■ Dataset excerpts:
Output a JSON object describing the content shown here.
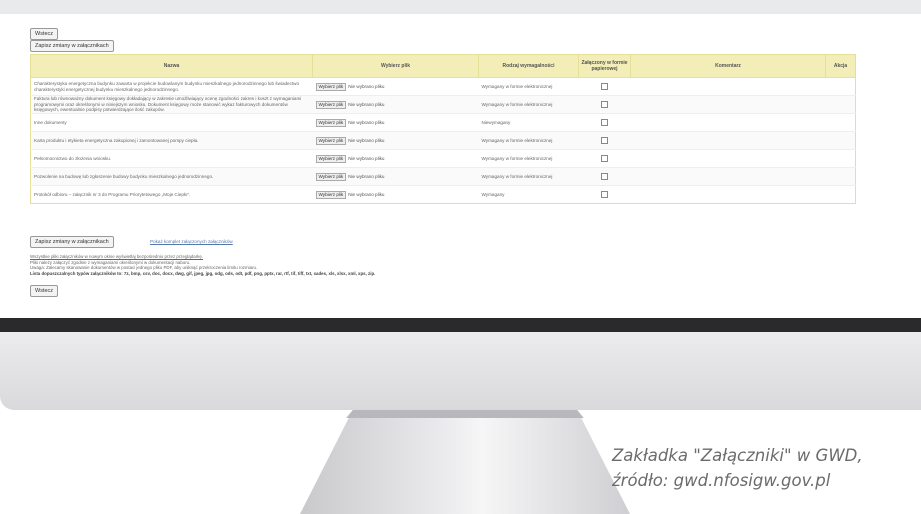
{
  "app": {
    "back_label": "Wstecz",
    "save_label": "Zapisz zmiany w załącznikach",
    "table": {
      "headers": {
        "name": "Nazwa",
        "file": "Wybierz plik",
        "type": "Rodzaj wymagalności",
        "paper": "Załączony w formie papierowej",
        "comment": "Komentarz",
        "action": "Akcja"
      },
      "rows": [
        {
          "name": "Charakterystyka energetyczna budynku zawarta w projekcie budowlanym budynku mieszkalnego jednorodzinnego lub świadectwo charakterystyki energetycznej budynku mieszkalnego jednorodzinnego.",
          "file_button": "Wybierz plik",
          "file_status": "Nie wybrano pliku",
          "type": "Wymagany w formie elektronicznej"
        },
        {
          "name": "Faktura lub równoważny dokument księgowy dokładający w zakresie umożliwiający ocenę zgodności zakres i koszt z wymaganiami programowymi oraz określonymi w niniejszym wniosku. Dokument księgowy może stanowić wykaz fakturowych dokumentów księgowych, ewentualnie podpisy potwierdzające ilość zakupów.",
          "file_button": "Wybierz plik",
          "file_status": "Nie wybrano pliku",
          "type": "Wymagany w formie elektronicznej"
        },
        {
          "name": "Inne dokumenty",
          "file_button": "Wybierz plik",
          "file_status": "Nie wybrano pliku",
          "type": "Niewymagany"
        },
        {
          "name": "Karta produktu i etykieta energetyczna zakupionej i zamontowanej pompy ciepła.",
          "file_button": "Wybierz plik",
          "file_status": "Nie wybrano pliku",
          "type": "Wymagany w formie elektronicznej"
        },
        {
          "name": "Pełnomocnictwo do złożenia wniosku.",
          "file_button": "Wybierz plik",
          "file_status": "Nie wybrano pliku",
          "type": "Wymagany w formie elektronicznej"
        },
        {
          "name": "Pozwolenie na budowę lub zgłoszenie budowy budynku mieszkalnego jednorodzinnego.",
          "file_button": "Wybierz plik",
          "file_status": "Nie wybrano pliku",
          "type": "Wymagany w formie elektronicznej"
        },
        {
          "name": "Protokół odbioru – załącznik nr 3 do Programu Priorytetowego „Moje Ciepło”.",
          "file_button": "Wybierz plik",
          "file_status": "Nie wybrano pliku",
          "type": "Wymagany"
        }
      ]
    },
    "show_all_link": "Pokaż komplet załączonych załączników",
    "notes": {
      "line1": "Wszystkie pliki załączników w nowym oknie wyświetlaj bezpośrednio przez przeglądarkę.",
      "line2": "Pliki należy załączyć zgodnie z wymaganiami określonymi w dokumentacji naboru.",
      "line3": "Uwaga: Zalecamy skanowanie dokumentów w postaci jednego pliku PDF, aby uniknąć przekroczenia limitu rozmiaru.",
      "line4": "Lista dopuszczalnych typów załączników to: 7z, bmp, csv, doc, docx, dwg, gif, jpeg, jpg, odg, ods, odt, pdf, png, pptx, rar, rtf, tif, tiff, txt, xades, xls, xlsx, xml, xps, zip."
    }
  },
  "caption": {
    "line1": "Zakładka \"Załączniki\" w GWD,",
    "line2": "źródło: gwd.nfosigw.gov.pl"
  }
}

■ Aim: All of the data needs repeating exactly, but the pictures do not.

■ Solved exercise:
Output a JSON object describing the content shown here.
{
  "app": {
    "back_label": "Wstecz",
    "save_label": "Zapisz zmiany w załącznikach",
    "table": {
      "headers": {
        "name": "Nazwa",
        "file": "Wybierz plik",
        "type": "Rodzaj wymagalności",
        "paper": "Załączony w formie papierowej",
        "comment": "Komentarz",
        "action": "Akcja"
      },
      "rows": [
        {
          "name": "Charakterystyka energetyczna budynku zawarta w projekcie budowlanym budynku mieszkalnego jednorodzinnego lub świadectwo charakterystyki energetycznej budynku mieszkalnego jednorodzinnego.",
          "file_button": "Wybierz plik",
          "file_status": "Nie wybrano pliku",
          "type": "Wymagany w formie elektronicznej"
        },
        {
          "name": "Faktura lub równoważny dokument księgowy dokładający w zakresie umożliwiający ocenę zgodności zakres i koszt z wymaganiami programowymi oraz określonymi w niniejszym wniosku. Dokument księgowy może stanowić wykaz fakturowych dokumentów księgowych, ewentualnie podpisy potwierdzające ilość zakupów.",
          "file_button": "Wybierz plik",
          "file_status": "Nie wybrano pliku",
          "type": "Wymagany w formie elektronicznej"
        },
        {
          "name": "Inne dokumenty",
          "file_button": "Wybierz plik",
          "file_status": "Nie wybrano pliku",
          "type": "Niewymagany"
        },
        {
          "name": "Karta produktu i etykieta energetyczna zakupionej i zamontowanej pompy ciepła.",
          "file_button": "Wybierz plik",
          "file_status": "Nie wybrano pliku",
          "type": "Wymagany w formie elektronicznej"
        },
        {
          "name": "Pełnomocnictwo do złożenia wniosku.",
          "file_button": "Wybierz plik",
          "file_status": "Nie wybrano pliku",
          "type": "Wymagany w formie elektronicznej"
        },
        {
          "name": "Pozwolenie na budowę lub zgłoszenie budowy budynku mieszkalnego jednorodzinnego.",
          "file_button": "Wybierz plik",
          "file_status": "Nie wybrano pliku",
          "type": "Wymagany w formie elektronicznej"
        },
        {
          "name": "Protokół odbioru – załącznik nr 3 do Programu Priorytetowego „Moje Ciepło”.",
          "file_button": "Wybierz plik",
          "file_status": "Nie wybrano pliku",
          "type": "Wymagany"
        }
      ]
    },
    "show_all_link": "Pokaż komplet załączonych załączników",
    "notes": {
      "line1": "Wszystkie pliki załączników w nowym oknie wyświetlaj bezpośrednio przez przeglądarkę.",
      "line2": "Pliki należy załączyć zgodnie z wymaganiami określonymi w dokumentacji naboru.",
      "line3": "Uwaga: Zalecamy skanowanie dokumentów w postaci jednego pliku PDF, aby uniknąć przekroczenia limitu rozmiaru.",
      "line4": "Lista dopuszczalnych typów załączników to: 7z, bmp, csv, doc, docx, dwg, gif, jpeg, jpg, odg, ods, odt, pdf, png, pptx, rar, rtf, tif, tiff, txt, xades, xls, xlsx, xml, xps, zip."
    }
  },
  "caption": {
    "line1": "Zakładka \"Załączniki\" w GWD,",
    "line2": "źródło: gwd.nfosigw.gov.pl"
  }
}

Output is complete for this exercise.